- _WHAT IS EXPECTED_:
Examine the material below and count the lines that hold the word "title". Report only the number.

[Figure data in JSON]
▼▼▼
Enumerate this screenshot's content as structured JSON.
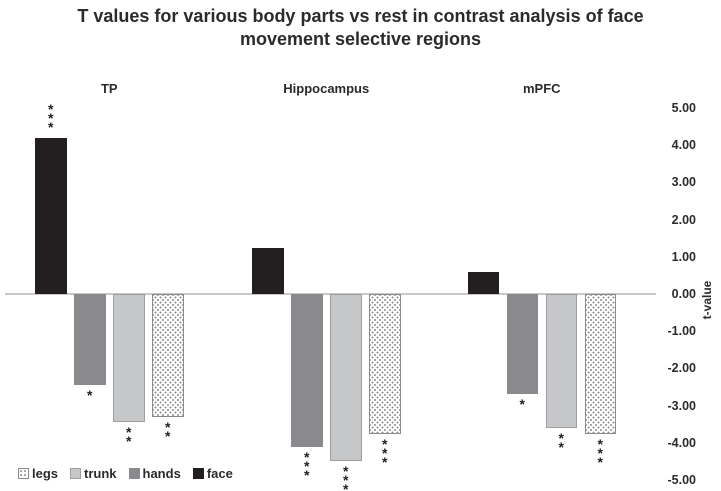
{
  "title": "T values for various body parts vs rest in contrast analysis of face movement selective regions",
  "axis": {
    "label": "t-value",
    "ticks": [
      "5.00",
      "4.00",
      "3.00",
      "2.00",
      "1.00",
      "0.00",
      "-1.00",
      "-2.00",
      "-3.00",
      "-4.00",
      "-5.00"
    ],
    "tick_values": [
      5,
      4,
      3,
      2,
      1,
      0,
      -1,
      -2,
      -3,
      -4,
      -5
    ]
  },
  "legend": [
    {
      "label": "legs",
      "style": "legs"
    },
    {
      "label": "trunk",
      "style": "trunk"
    },
    {
      "label": "hands",
      "style": "hands"
    },
    {
      "label": "face",
      "style": "face"
    }
  ],
  "colors": {
    "face": "#231f20",
    "hands": "#8a8a8e",
    "trunk": "#c6c7c9",
    "legs_dots": "#8f8f8f",
    "axis_line": "#c8c8c8"
  },
  "chart_data": {
    "type": "bar",
    "title": "T values for various body parts vs rest in contrast analysis of face movement selective regions",
    "categories": [
      "TP",
      "Hippocampus",
      "mPFC"
    ],
    "series": [
      {
        "name": "face",
        "values": [
          4.2,
          1.25,
          0.6
        ],
        "significance": [
          "***",
          "",
          ""
        ]
      },
      {
        "name": "hands",
        "values": [
          -2.45,
          -4.1,
          -2.7
        ],
        "significance": [
          "*",
          "***",
          "*"
        ]
      },
      {
        "name": "trunk",
        "values": [
          -3.45,
          -4.5,
          -3.6
        ],
        "significance": [
          "**",
          "***",
          "**"
        ]
      },
      {
        "name": "legs",
        "values": [
          -3.3,
          -3.75,
          -3.75
        ],
        "significance": [
          "**",
          "***",
          "***"
        ]
      }
    ],
    "ylabel": "t-value",
    "ylim": [
      -5,
      5
    ],
    "grid": false,
    "legend_position": "bottom-left",
    "legend_order": [
      "legs",
      "trunk",
      "hands",
      "face"
    ]
  }
}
▲▲▲
- _THE RESPONSE_:
2